[Entries from a dataset]
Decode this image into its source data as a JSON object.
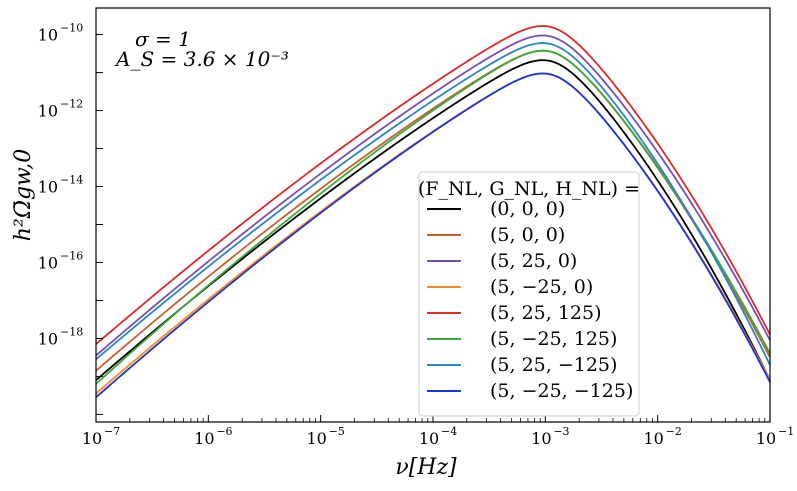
{
  "chart_data": {
    "type": "line",
    "xscale": "log",
    "yscale": "log",
    "xlim_exp": [
      -7,
      -1
    ],
    "ylim_exp": [
      -20.2,
      -9.3
    ],
    "xticks": [
      {
        "base": "10",
        "exp": "−7",
        "value": -7
      },
      {
        "base": "10",
        "exp": "−6",
        "value": -6
      },
      {
        "base": "10",
        "exp": "−5",
        "value": -5
      },
      {
        "base": "10",
        "exp": "−4",
        "value": -4
      },
      {
        "base": "10",
        "exp": "−3",
        "value": -3
      },
      {
        "base": "10",
        "exp": "−2",
        "value": -2
      },
      {
        "base": "10",
        "exp": "−1",
        "value": -1
      }
    ],
    "yticks": [
      {
        "base": "10",
        "exp": "−10",
        "value": -10
      },
      {
        "base": "10",
        "exp": "−12",
        "value": -12
      },
      {
        "base": "10",
        "exp": "−14",
        "value": -14
      },
      {
        "base": "10",
        "exp": "−16",
        "value": -16
      },
      {
        "base": "10",
        "exp": "−18",
        "value": -18
      }
    ],
    "xlabel": "ν[Hz]",
    "ylabel": "h²Ω̄gw,0",
    "annotations": {
      "sigma": "σ = 1",
      "amplitude": "A_S = 3.6 × 10⁻³"
    },
    "legend": {
      "title": "(F_NL, G_NL, H_NL) =",
      "placement": "lower-center-right"
    },
    "series": [
      {
        "name": "(0,  0,  0)",
        "color": "#000000",
        "peak_log10": -10.7,
        "low_end_log10": -19.1,
        "high_end_log10": -19.1
      },
      {
        "name": "(5,  0,  0)",
        "color": "#c8602e",
        "peak_log10": -10.45,
        "low_end_log10": -18.85,
        "high_end_log10": -18.5
      },
      {
        "name": "(5,  25,  0)",
        "color": "#7550b0",
        "peak_log10": -10.05,
        "low_end_log10": -18.45,
        "high_end_log10": -18.05
      },
      {
        "name": "(5,  −25,  0)",
        "color": "#ff8c1a",
        "peak_log10": -11.05,
        "low_end_log10": -19.45,
        "high_end_log10": -19.1
      },
      {
        "name": "(5,  25,  125)",
        "color": "#e02828",
        "peak_log10": -9.8,
        "low_end_log10": -18.15,
        "high_end_log10": -17.9
      },
      {
        "name": "(5,  −25,  125)",
        "color": "#3daa3d",
        "peak_log10": -10.45,
        "low_end_log10": -19.2,
        "high_end_log10": -18.4
      },
      {
        "name": "(5,  25,  −125)",
        "color": "#2a85c8",
        "peak_log10": -10.25,
        "low_end_log10": -18.55,
        "high_end_log10": -18.7
      },
      {
        "name": "(5,  −25,  −125)",
        "color": "#1a35d8",
        "peak_log10": -11.05,
        "low_end_log10": -19.55,
        "high_end_log10": -19.15
      }
    ]
  }
}
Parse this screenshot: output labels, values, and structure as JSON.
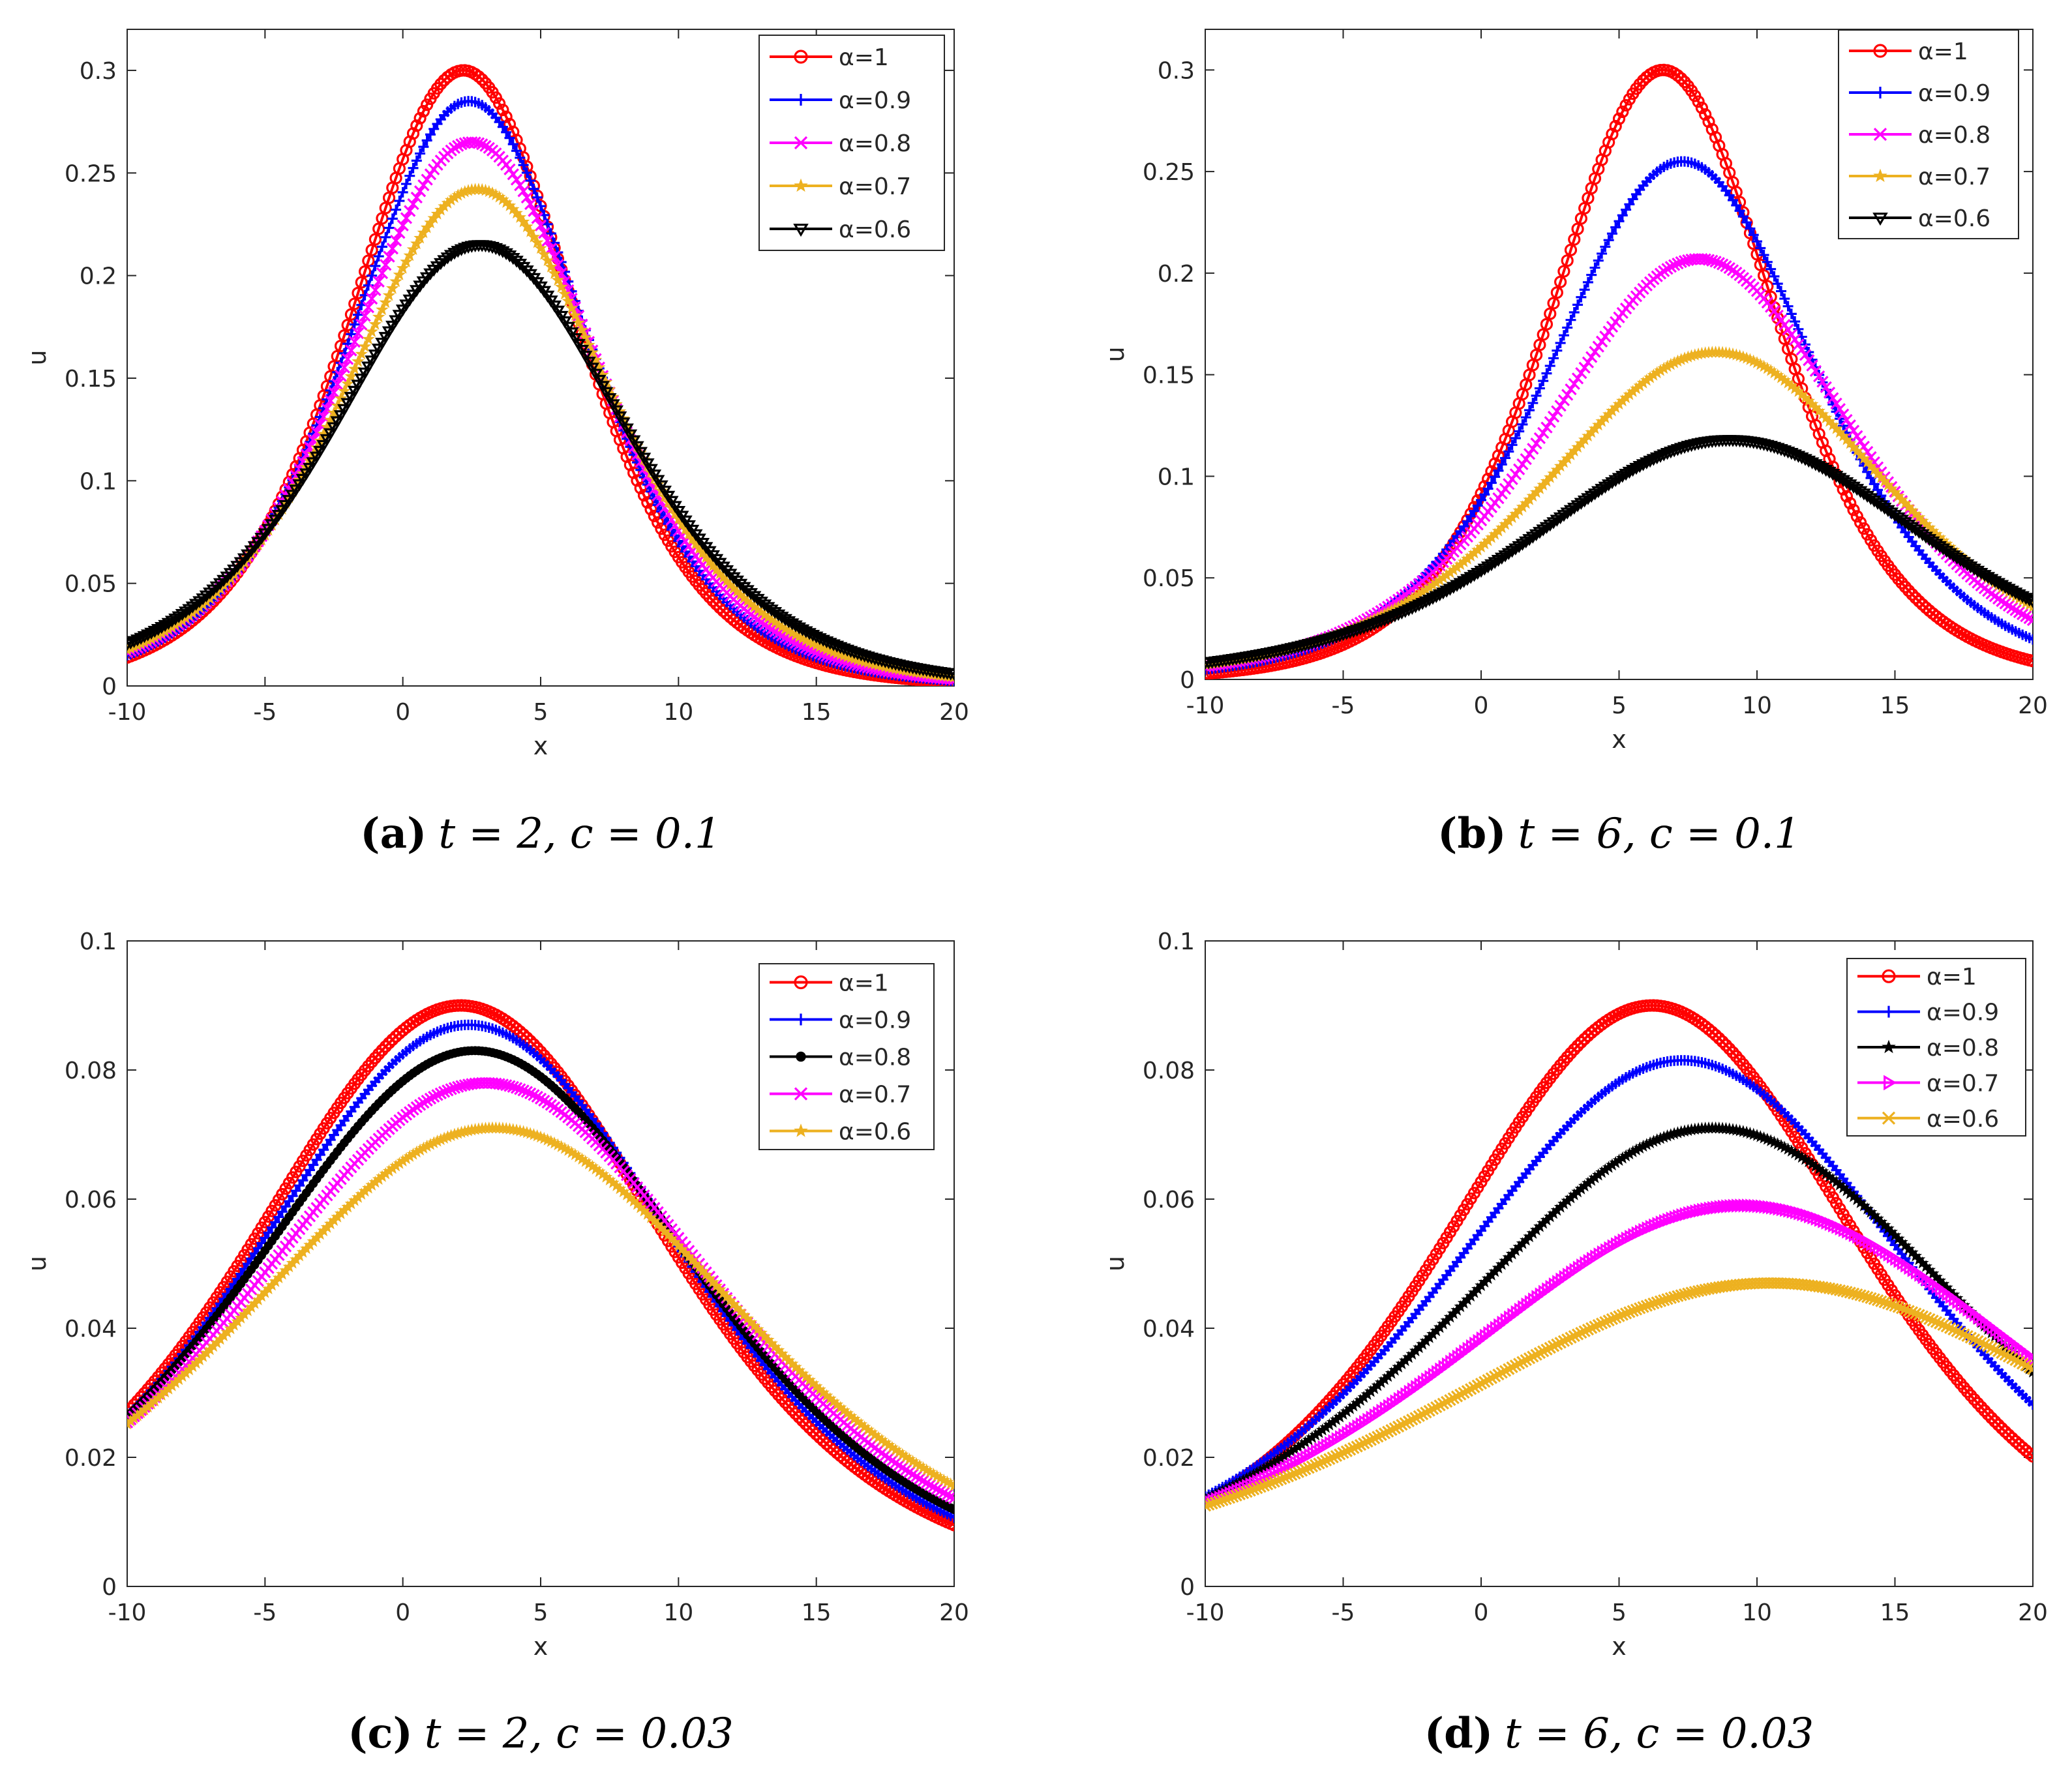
{
  "panels": [
    {
      "caption": {
        "letter": "(a)",
        "text": "t = 2, c = 0.1"
      },
      "chart_data": {
        "type": "line",
        "xlabel": "x",
        "ylabel": "u",
        "xlim": [
          -10,
          20
        ],
        "ylim": [
          0,
          0.32
        ],
        "xticks": [
          "-10",
          "-5",
          "0",
          "5",
          "10",
          "15",
          "20"
        ],
        "yticks": [
          "0",
          "0.05",
          "0.1",
          "0.15",
          "0.2",
          "0.25",
          "0.3"
        ],
        "series": [
          {
            "name": "α=1",
            "marker": "circle",
            "color": "#ff0000",
            "params": {
              "peak": 0.3,
              "center": 2.2,
              "width": 5.5
            }
          },
          {
            "name": "α=0.9",
            "marker": "plus",
            "color": "#0000ff",
            "params": {
              "peak": 0.285,
              "center": 2.4,
              "width": 5.75
            }
          },
          {
            "name": "α=0.8",
            "marker": "x",
            "color": "#ff00ff",
            "params": {
              "peak": 0.265,
              "center": 2.5,
              "width": 6.05
            }
          },
          {
            "name": "α=0.7",
            "marker": "star",
            "color": "#edb120",
            "params": {
              "peak": 0.242,
              "center": 2.7,
              "width": 6.4
            }
          },
          {
            "name": "α=0.6",
            "marker": "triangle",
            "color": "#000000",
            "params": {
              "peak": 0.215,
              "center": 2.8,
              "width": 6.95
            }
          }
        ]
      }
    },
    {
      "caption": {
        "letter": "(b)",
        "text": "t = 6, c = 0.1"
      },
      "chart_data": {
        "type": "line",
        "xlabel": "x",
        "ylabel": "u",
        "xlim": [
          -10,
          20
        ],
        "ylim": [
          0,
          0.32
        ],
        "xticks": [
          "-10",
          "-5",
          "0",
          "5",
          "10",
          "15",
          "20"
        ],
        "yticks": [
          "0",
          "0.05",
          "0.1",
          "0.15",
          "0.2",
          "0.25",
          "0.3"
        ],
        "series": [
          {
            "name": "α=1",
            "marker": "circle",
            "color": "#ff0000",
            "params": {
              "peak": 0.3,
              "center": 6.6,
              "width": 5.5
            }
          },
          {
            "name": "α=0.9",
            "marker": "plus",
            "color": "#0000ff",
            "params": {
              "peak": 0.255,
              "center": 7.3,
              "width": 6.5
            }
          },
          {
            "name": "α=0.8",
            "marker": "x",
            "color": "#ff00ff",
            "params": {
              "peak": 0.207,
              "center": 7.9,
              "width": 7.4
            }
          },
          {
            "name": "α=0.7",
            "marker": "star",
            "color": "#edb120",
            "params": {
              "peak": 0.161,
              "center": 8.5,
              "width": 8.3
            }
          },
          {
            "name": "α=0.6",
            "marker": "triangle",
            "color": "#000000",
            "params": {
              "peak": 0.118,
              "center": 9.0,
              "width": 9.5
            }
          }
        ]
      }
    },
    {
      "caption": {
        "letter": "(c)",
        "text": "t = 2, c = 0.03"
      },
      "chart_data": {
        "type": "line",
        "xlabel": "x",
        "ylabel": "u",
        "xlim": [
          -10,
          20
        ],
        "ylim": [
          0,
          0.1
        ],
        "xticks": [
          "-10",
          "-5",
          "0",
          "5",
          "10",
          "15",
          "20"
        ],
        "yticks": [
          "0",
          "0.02",
          "0.04",
          "0.06",
          "0.08",
          "0.1"
        ],
        "series": [
          {
            "name": "α=1",
            "marker": "circle",
            "color": "#ff0000",
            "params": {
              "peak": 0.09,
              "center": 2.1,
              "width": 10.0
            }
          },
          {
            "name": "α=0.9",
            "marker": "plus",
            "color": "#0000ff",
            "params": {
              "peak": 0.087,
              "center": 2.4,
              "width": 10.3
            }
          },
          {
            "name": "α=0.8",
            "marker": "dot",
            "color": "#000000",
            "params": {
              "peak": 0.083,
              "center": 2.6,
              "width": 10.7
            }
          },
          {
            "name": "α=0.7",
            "marker": "x",
            "color": "#ff00ff",
            "params": {
              "peak": 0.078,
              "center": 3.0,
              "width": 11.2
            }
          },
          {
            "name": "α=0.6",
            "marker": "star",
            "color": "#edb120",
            "params": {
              "peak": 0.071,
              "center": 3.3,
              "width": 12.0
            }
          }
        ]
      }
    },
    {
      "caption": {
        "letter": "(d)",
        "text": "t = 6, c = 0.03"
      },
      "chart_data": {
        "type": "line",
        "xlabel": "x",
        "ylabel": "u",
        "xlim": [
          -10,
          20
        ],
        "ylim": [
          0,
          0.1
        ],
        "xticks": [
          "-10",
          "-5",
          "0",
          "5",
          "10",
          "15",
          "20"
        ],
        "yticks": [
          "0",
          "0.02",
          "0.04",
          "0.06",
          "0.08",
          "0.1"
        ],
        "series": [
          {
            "name": "α=1",
            "marker": "circle",
            "color": "#ff0000",
            "params": {
              "peak": 0.09,
              "center": 6.2,
              "width": 10.0
            }
          },
          {
            "name": "α=0.9",
            "marker": "plus",
            "color": "#0000ff",
            "params": {
              "peak": 0.0815,
              "center": 7.3,
              "width": 11.3
            }
          },
          {
            "name": "α=0.8",
            "marker": "star",
            "color": "#000000",
            "params": {
              "peak": 0.071,
              "center": 8.4,
              "width": 12.5
            }
          },
          {
            "name": "α=0.7",
            "marker": "triangle-right",
            "color": "#ff00ff",
            "params": {
              "peak": 0.059,
              "center": 9.5,
              "width": 14.0
            }
          },
          {
            "name": "α=0.6",
            "marker": "x",
            "color": "#edb120",
            "params": {
              "peak": 0.047,
              "center": 10.5,
              "width": 16.0
            }
          }
        ]
      }
    }
  ]
}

[WRITTEN EXERCISE] Identify the lines in the entries above that contain "JSON", then copy them out.

[REPLY]
Decode this image into its source data as a JSON object.
Parse this screenshot: output labels, values, and structure as JSON.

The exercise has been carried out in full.